Return each line of the data below exactly, omitting any pictures.
* begin ENTRIES SUPPLIED *
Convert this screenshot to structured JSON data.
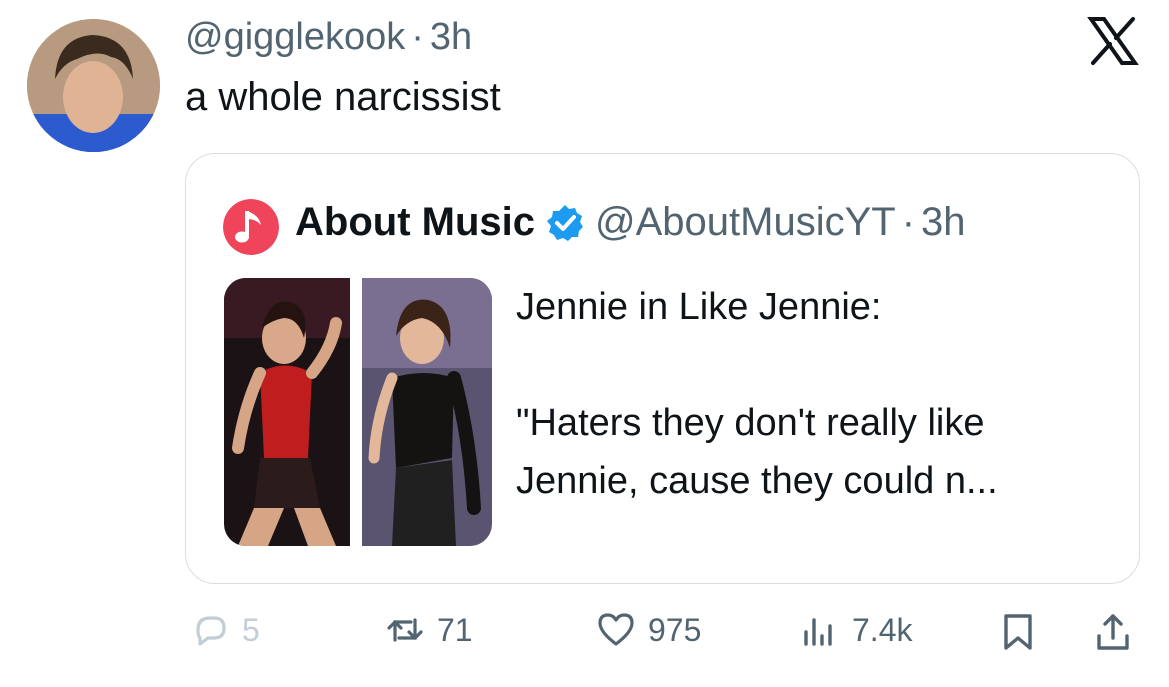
{
  "tweet": {
    "handle": "@gigglekook",
    "separator": "·",
    "time": "3h",
    "text": "a whole narcissist"
  },
  "quote": {
    "name": "About Music",
    "handle": "@AboutMusicYT",
    "separator": "·",
    "time": "3h",
    "text_lines": [
      "Jennie in Like Jennie:",
      "",
      "\"Haters they don't really like",
      "Jennie,  cause they could n..."
    ]
  },
  "actions": {
    "replies": "5",
    "reposts": "71",
    "likes": "975",
    "views": "7.4k"
  },
  "icons": {
    "reply": "reply-icon",
    "repost": "repost-icon",
    "like": "heart-icon",
    "views": "views-icon",
    "bookmark": "bookmark-icon",
    "share": "share-icon",
    "brand": "x-logo-icon",
    "verified": "verified-badge-icon"
  },
  "colors": {
    "text_primary": "#0f1419",
    "text_secondary": "#536471",
    "verified_blue": "#1d9bf0",
    "music_red": "#f0445a"
  }
}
* end ENTRIES SUPPLIED *
## THE RESULT:
Convert this screenshot to structured JSON data.
{
  "tweet": {
    "handle": "@gigglekook",
    "separator": "·",
    "time": "3h",
    "text": "a whole narcissist"
  },
  "quote": {
    "name": "About Music",
    "handle": "@AboutMusicYT",
    "separator": "·",
    "time": "3h",
    "text_lines": [
      "Jennie in Like Jennie:",
      "",
      "\"Haters they don't really like",
      "Jennie,  cause they could n..."
    ]
  },
  "actions": {
    "replies": "5",
    "reposts": "71",
    "likes": "975",
    "views": "7.4k"
  },
  "icons": {
    "reply": "reply-icon",
    "repost": "repost-icon",
    "like": "heart-icon",
    "views": "views-icon",
    "bookmark": "bookmark-icon",
    "share": "share-icon",
    "brand": "x-logo-icon",
    "verified": "verified-badge-icon"
  },
  "colors": {
    "text_primary": "#0f1419",
    "text_secondary": "#536471",
    "verified_blue": "#1d9bf0",
    "music_red": "#f0445a"
  }
}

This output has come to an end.